Rewrite the records below with every occurrence of "Rule Group" swapped for "Rule Set", leaving everything else unchanged.

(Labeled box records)
────
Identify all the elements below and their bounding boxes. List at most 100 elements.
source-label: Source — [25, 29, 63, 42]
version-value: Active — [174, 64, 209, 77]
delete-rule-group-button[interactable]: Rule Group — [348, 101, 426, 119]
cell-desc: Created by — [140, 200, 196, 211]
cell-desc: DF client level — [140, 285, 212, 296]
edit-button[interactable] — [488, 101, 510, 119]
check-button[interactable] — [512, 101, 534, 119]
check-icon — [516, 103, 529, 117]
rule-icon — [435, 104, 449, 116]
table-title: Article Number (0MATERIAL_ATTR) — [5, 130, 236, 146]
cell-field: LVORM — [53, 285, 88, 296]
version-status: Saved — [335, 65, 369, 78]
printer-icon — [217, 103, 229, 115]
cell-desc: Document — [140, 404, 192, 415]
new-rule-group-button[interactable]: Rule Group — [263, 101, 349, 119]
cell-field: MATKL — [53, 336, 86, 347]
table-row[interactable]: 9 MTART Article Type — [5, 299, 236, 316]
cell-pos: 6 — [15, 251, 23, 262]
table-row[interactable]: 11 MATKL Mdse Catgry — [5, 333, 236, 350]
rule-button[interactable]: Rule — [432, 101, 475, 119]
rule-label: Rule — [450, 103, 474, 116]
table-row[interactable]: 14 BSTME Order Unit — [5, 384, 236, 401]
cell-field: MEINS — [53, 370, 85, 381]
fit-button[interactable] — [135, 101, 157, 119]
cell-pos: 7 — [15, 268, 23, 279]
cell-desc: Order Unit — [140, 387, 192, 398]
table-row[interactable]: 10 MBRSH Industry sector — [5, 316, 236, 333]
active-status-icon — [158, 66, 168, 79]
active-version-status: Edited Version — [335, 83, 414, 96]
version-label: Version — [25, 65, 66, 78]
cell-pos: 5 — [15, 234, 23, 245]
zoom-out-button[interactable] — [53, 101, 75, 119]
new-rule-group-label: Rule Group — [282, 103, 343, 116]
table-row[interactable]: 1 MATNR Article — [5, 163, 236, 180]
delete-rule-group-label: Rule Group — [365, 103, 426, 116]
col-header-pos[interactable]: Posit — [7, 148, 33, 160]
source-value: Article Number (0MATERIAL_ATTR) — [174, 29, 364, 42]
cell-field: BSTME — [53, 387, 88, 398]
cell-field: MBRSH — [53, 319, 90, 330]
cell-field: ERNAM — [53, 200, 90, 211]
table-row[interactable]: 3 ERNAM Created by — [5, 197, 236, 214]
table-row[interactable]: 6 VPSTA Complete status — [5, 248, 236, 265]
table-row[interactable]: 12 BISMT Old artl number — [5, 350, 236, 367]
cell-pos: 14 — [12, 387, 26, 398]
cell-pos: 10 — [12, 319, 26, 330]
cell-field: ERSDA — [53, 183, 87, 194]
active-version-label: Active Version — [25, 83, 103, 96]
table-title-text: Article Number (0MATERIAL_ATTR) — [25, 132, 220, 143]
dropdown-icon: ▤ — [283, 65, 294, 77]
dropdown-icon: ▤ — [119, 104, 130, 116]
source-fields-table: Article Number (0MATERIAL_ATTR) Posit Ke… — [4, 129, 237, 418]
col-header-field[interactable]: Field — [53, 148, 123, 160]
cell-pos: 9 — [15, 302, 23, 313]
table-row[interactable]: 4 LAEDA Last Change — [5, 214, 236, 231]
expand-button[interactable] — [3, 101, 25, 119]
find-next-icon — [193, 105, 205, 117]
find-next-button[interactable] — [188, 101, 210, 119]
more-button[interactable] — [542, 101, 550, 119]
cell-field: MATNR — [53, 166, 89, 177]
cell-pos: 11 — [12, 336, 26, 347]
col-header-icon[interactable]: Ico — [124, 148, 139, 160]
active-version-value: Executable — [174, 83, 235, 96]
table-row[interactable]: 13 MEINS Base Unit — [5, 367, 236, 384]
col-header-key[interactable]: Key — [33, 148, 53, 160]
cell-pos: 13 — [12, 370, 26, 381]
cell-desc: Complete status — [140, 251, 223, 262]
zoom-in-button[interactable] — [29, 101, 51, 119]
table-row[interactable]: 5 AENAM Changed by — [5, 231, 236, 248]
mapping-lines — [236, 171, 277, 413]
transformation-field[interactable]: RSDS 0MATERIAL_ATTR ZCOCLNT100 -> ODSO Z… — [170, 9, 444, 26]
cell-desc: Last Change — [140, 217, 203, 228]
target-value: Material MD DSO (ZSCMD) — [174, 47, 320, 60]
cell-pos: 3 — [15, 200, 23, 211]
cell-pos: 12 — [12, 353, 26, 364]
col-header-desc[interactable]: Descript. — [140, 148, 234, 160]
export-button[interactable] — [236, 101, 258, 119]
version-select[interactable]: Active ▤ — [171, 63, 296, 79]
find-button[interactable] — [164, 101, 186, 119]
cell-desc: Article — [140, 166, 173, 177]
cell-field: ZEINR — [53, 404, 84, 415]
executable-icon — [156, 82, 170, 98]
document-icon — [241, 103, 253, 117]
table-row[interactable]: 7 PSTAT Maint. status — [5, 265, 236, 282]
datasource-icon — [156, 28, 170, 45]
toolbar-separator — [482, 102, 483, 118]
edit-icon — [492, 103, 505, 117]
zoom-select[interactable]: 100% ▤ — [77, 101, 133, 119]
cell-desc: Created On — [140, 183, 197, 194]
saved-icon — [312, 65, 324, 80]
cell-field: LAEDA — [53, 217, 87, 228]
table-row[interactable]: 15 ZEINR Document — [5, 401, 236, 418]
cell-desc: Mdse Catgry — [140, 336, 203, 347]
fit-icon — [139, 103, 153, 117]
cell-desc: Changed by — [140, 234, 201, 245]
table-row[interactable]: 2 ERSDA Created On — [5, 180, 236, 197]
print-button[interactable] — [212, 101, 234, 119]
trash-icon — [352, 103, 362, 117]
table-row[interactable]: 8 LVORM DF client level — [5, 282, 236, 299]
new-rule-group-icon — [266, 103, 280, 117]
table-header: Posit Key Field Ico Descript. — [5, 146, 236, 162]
────
Correct result →
Identify all the elements below and their bounding boxes. List at most 100 elements.
source-label: Source — [25, 29, 63, 42]
version-value: Active — [174, 64, 209, 77]
delete-rule-group-button[interactable]: Rule Set — [348, 101, 426, 119]
cell-desc: Created by — [140, 200, 196, 211]
cell-desc: DF client level — [140, 285, 212, 296]
edit-button[interactable] — [488, 101, 510, 119]
check-button[interactable] — [512, 101, 534, 119]
check-icon — [516, 103, 529, 117]
rule-icon — [435, 104, 449, 116]
table-title: Article Number (0MATERIAL_ATTR) — [5, 130, 236, 146]
cell-field: LVORM — [53, 285, 88, 296]
version-status: Saved — [335, 65, 369, 78]
printer-icon — [217, 103, 229, 115]
cell-desc: Document — [140, 404, 192, 415]
new-rule-group-button[interactable]: Rule Set — [263, 101, 349, 119]
cell-field: MATKL — [53, 336, 86, 347]
table-row[interactable]: 9 MTART Article Type — [5, 299, 236, 316]
cell-pos: 6 — [15, 251, 23, 262]
table-row[interactable]: 11 MATKL Mdse Catgry — [5, 333, 236, 350]
rule-button[interactable]: Rule — [432, 101, 475, 119]
rule-label: Rule — [450, 103, 474, 116]
table-row[interactable]: 14 BSTME Order Unit — [5, 384, 236, 401]
cell-field: MEINS — [53, 370, 85, 381]
fit-button[interactable] — [135, 101, 157, 119]
cell-pos: 7 — [15, 268, 23, 279]
cell-desc: Order Unit — [140, 387, 192, 398]
table-row[interactable]: 10 MBRSH Industry sector — [5, 316, 236, 333]
active-status-icon — [158, 66, 168, 79]
active-version-status: Edited Version — [335, 83, 414, 96]
version-label: Version — [25, 65, 66, 78]
cell-pos: 5 — [15, 234, 23, 245]
zoom-out-button[interactable] — [53, 101, 75, 119]
new-rule-group-label: Rule Set — [282, 103, 343, 116]
table-row[interactable]: 1 MATNR Article — [5, 163, 236, 180]
delete-rule-group-label: Rule Set — [365, 103, 426, 116]
col-header-pos[interactable]: Posit — [7, 148, 33, 160]
source-value: Article Number (0MATERIAL_ATTR) — [174, 29, 364, 42]
cell-field: BSTME — [53, 387, 88, 398]
cell-field: MBRSH — [53, 319, 90, 330]
cell-field: ERNAM — [53, 200, 90, 211]
table-row[interactable]: 3 ERNAM Created by — [5, 197, 236, 214]
table-row[interactable]: 6 VPSTA Complete status — [5, 248, 236, 265]
table-row[interactable]: 12 BISMT Old artl number — [5, 350, 236, 367]
cell-pos: 14 — [12, 387, 26, 398]
cell-pos: 10 — [12, 319, 26, 330]
cell-field: ERSDA — [53, 183, 87, 194]
active-version-label: Active Version — [25, 83, 103, 96]
table-title-text: Article Number (0MATERIAL_ATTR) — [25, 132, 220, 143]
dropdown-icon: ▤ — [283, 65, 294, 77]
dropdown-icon: ▤ — [119, 104, 130, 116]
source-fields-table: Article Number (0MATERIAL_ATTR) Posit Ke… — [4, 129, 237, 418]
col-header-field[interactable]: Field — [53, 148, 123, 160]
cell-pos: 9 — [15, 302, 23, 313]
table-row[interactable]: 4 LAEDA Last Change — [5, 214, 236, 231]
expand-button[interactable] — [3, 101, 25, 119]
find-next-icon — [193, 105, 205, 117]
find-next-button[interactable] — [188, 101, 210, 119]
more-button[interactable] — [542, 101, 550, 119]
cell-field: MATNR — [53, 166, 89, 177]
cell-pos: 11 — [12, 336, 26, 347]
col-header-icon[interactable]: Ico — [124, 148, 139, 160]
active-version-value: Executable — [174, 83, 235, 96]
table-row[interactable]: 13 MEINS Base Unit — [5, 367, 236, 384]
col-header-key[interactable]: Key — [33, 148, 53, 160]
cell-pos: 13 — [12, 370, 26, 381]
cell-desc: Complete status — [140, 251, 223, 262]
zoom-in-button[interactable] — [29, 101, 51, 119]
table-row[interactable]: 5 AENAM Changed by — [5, 231, 236, 248]
mapping-lines — [236, 171, 277, 413]
transformation-field[interactable]: RSDS 0MATERIAL_ATTR ZCOCLNT100 -> ODSO Z… — [170, 9, 444, 26]
cell-desc: Last Change — [140, 217, 203, 228]
target-value: Material MD DSO (ZSCMD) — [174, 47, 320, 60]
cell-pos: 3 — [15, 200, 23, 211]
cell-pos: 12 — [12, 353, 26, 364]
col-header-desc[interactable]: Descript. — [140, 148, 234, 160]
export-button[interactable] — [236, 101, 258, 119]
version-select[interactable]: Active ▤ — [171, 63, 296, 79]
find-button[interactable] — [164, 101, 186, 119]
cell-desc: Article — [140, 166, 173, 177]
cell-field: ZEINR — [53, 404, 84, 415]
executable-icon — [156, 82, 170, 98]
document-icon — [241, 103, 253, 117]
table-row[interactable]: 7 PSTAT Maint. status — [5, 265, 236, 282]
datasource-icon — [156, 28, 170, 45]
toolbar-separator — [482, 102, 483, 118]
edit-icon — [492, 103, 505, 117]
zoom-select[interactable]: 100% ▤ — [77, 101, 133, 119]
cell-desc: Created On — [140, 183, 197, 194]
saved-icon — [312, 65, 324, 80]
cell-field: LAEDA — [53, 217, 87, 228]
table-row[interactable]: 15 ZEINR Document — [5, 401, 236, 418]
cell-desc: Mdse Catgry — [140, 336, 203, 347]
fit-icon — [139, 103, 153, 117]
cell-desc: Changed by — [140, 234, 201, 245]
table-row[interactable]: 2 ERSDA Created On — [5, 180, 236, 197]
print-button[interactable] — [212, 101, 234, 119]
trash-icon — [352, 103, 362, 117]
table-row[interactable]: 8 LVORM DF client level — [5, 282, 236, 299]
new-rule-group-icon — [266, 103, 280, 117]
table-header: Posit Key Field Ico Descript. — [5, 146, 236, 162]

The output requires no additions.